» **The request**: Report every line in the listing that contains the string "Climate".

» **Given records**:
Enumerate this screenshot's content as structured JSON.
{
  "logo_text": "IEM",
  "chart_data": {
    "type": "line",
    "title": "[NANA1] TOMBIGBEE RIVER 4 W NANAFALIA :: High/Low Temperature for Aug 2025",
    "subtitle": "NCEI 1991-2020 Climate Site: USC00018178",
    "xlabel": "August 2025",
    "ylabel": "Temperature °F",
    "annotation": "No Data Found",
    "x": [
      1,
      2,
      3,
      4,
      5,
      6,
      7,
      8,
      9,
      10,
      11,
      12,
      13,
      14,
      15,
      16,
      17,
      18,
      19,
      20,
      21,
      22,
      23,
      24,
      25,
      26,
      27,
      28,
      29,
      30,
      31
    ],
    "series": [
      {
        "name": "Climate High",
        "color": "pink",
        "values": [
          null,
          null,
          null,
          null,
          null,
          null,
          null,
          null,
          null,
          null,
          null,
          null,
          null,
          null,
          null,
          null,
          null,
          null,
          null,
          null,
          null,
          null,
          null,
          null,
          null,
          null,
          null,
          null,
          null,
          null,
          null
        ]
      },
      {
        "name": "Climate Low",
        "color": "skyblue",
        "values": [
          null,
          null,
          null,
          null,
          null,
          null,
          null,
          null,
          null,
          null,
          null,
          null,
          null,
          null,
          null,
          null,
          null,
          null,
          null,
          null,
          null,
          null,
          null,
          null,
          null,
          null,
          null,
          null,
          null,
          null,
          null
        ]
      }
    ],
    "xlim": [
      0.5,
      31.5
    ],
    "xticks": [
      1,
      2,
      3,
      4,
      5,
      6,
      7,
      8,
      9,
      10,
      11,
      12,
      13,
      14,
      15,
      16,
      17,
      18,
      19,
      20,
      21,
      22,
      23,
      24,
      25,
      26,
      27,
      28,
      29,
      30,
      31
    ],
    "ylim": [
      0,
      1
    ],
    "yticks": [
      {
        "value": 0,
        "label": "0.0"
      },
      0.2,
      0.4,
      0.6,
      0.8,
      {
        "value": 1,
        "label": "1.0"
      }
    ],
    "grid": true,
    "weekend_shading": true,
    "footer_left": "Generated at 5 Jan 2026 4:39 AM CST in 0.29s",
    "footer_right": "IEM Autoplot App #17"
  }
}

» **Task output**:
    "subtitle": "NCEI 1991-2020 Climate Site: USC00018178",
        "name": "Climate High",
        "name": "Climate Low",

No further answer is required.